What to produce
Of all the lines in this data, how many include "EXCLUSIVE"? Respond with the number only.

— START OF Data rows —

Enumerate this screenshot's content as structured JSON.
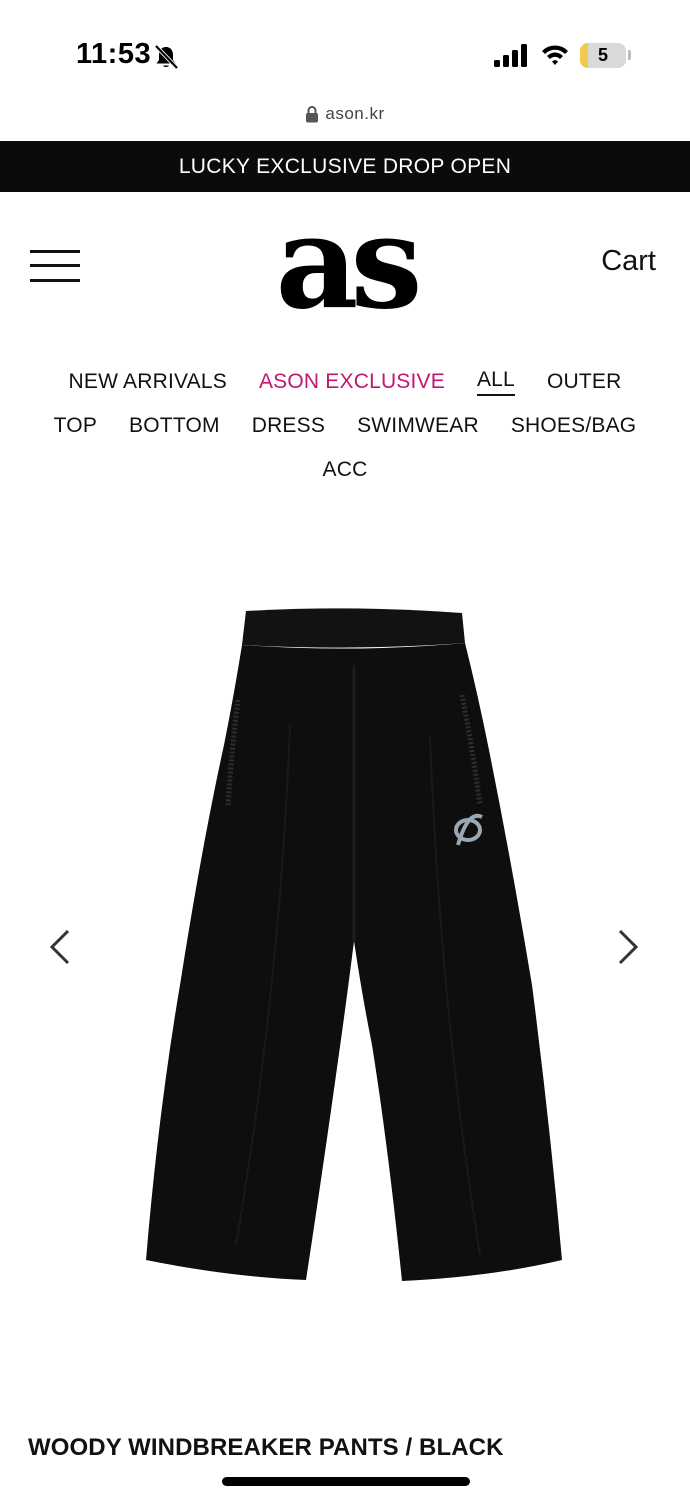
{
  "status_bar": {
    "time": "11:53",
    "battery_level": "5",
    "icons": [
      "bell-slash-icon",
      "signal-icon",
      "wifi-icon",
      "battery-icon"
    ]
  },
  "browser": {
    "url": "ason.kr"
  },
  "announcement": {
    "text": "LUCKY EXCLUSIVE DROP OPEN"
  },
  "header": {
    "logo_text": "as",
    "cart_label": "Cart"
  },
  "categories": {
    "row1": [
      "NEW ARRIVALS",
      "ASON EXCLUSIVE",
      "ALL",
      "OUTER"
    ],
    "row2": [
      "TOP",
      "BOTTOM",
      "DRESS",
      "SWIMWEAR",
      "SHOES/BAG"
    ],
    "row3": [
      "ACC"
    ],
    "active": "ALL",
    "accent_item": "ASON EXCLUSIVE",
    "accent_color": "#c3166f"
  },
  "product": {
    "title": "WOODY WINDBREAKER PANTS / BLACK",
    "image_subject": "black windbreaker pants"
  },
  "colors": {
    "announcement_bg": "#0b0b0b",
    "accent": "#c3166f",
    "text": "#111111"
  }
}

— END OF Data rows —

Final answer
3